**YOUR OBJECTIVE**: Repeat the material verbatim. Images are excluded from the copy.

———

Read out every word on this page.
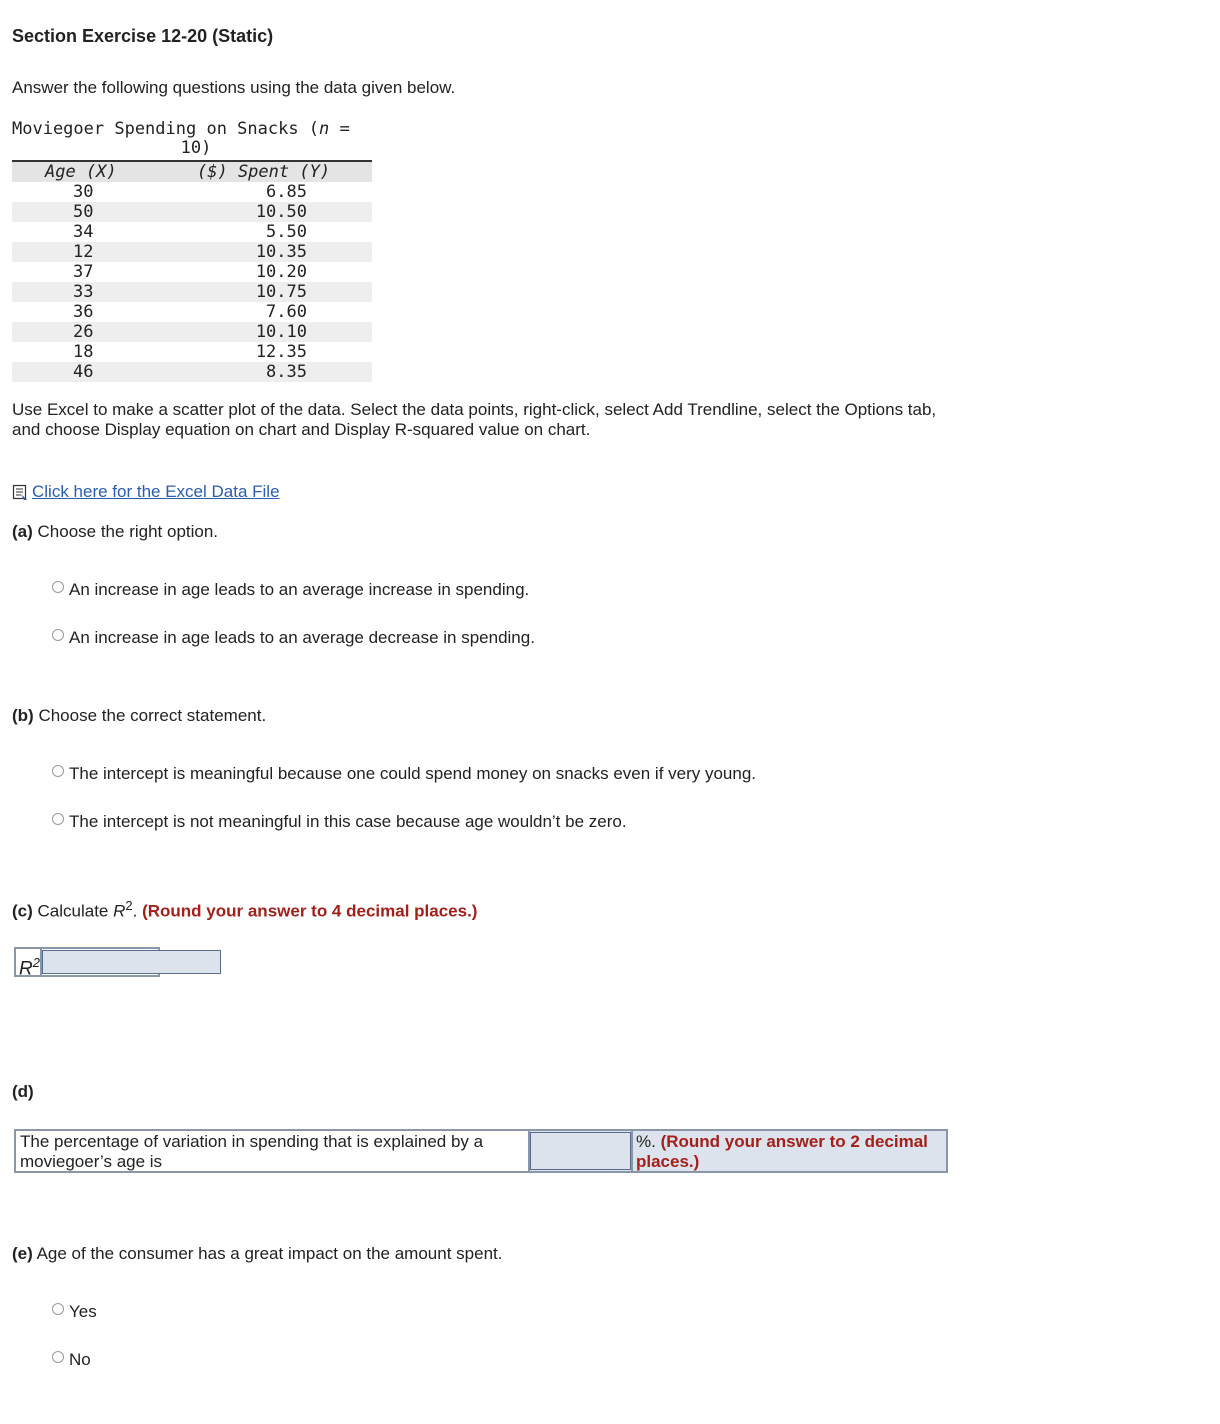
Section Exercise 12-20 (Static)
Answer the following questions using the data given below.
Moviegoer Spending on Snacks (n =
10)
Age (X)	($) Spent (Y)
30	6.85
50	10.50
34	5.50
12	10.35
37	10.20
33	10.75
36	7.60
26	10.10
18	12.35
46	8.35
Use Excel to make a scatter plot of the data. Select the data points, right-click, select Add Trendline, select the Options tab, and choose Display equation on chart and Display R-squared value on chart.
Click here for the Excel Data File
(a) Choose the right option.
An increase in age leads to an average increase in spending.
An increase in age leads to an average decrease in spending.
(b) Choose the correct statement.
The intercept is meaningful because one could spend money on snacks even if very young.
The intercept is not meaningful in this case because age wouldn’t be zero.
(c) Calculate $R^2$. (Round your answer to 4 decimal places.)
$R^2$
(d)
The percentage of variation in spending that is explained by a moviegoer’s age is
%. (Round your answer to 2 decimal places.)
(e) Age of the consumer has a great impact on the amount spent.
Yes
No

———

**CORRECT ANSWER**:
Read out every word on this page.
Section Exercise 12-20 (Static)
Answer the following questions using the data given below.
Moviegoer Spending on Snacks (n =
10)
Age (X)	($) Spent (Y)
30	6.85
50	10.50
34	5.50
12	10.35
37	10.20
33	10.75
36	7.60
26	10.10
18	12.35
46	8.35
Use Excel to make a scatter plot of the data. Select the data points, right-click, select Add Trendline, select the Options tab, and choose Display equation on chart and Display R-squared value on chart.
Click here for the Excel Data File
(a) Choose the right option.
An increase in age leads to an average increase in spending.
An increase in age leads to an average decrease in spending.
(b) Choose the correct statement.
The intercept is meaningful because one could spend money on snacks even if very young.
The intercept is not meaningful in this case because age wouldn’t be zero.
(c) Calculate $R^2$. (Round your answer to 4 decimal places.)
$R^2$
(d)
The percentage of variation in spending that is explained by a moviegoer’s age is
%. (Round your answer to 2 decimal places.)
(e) Age of the consumer has a great impact on the amount spent.
Yes
No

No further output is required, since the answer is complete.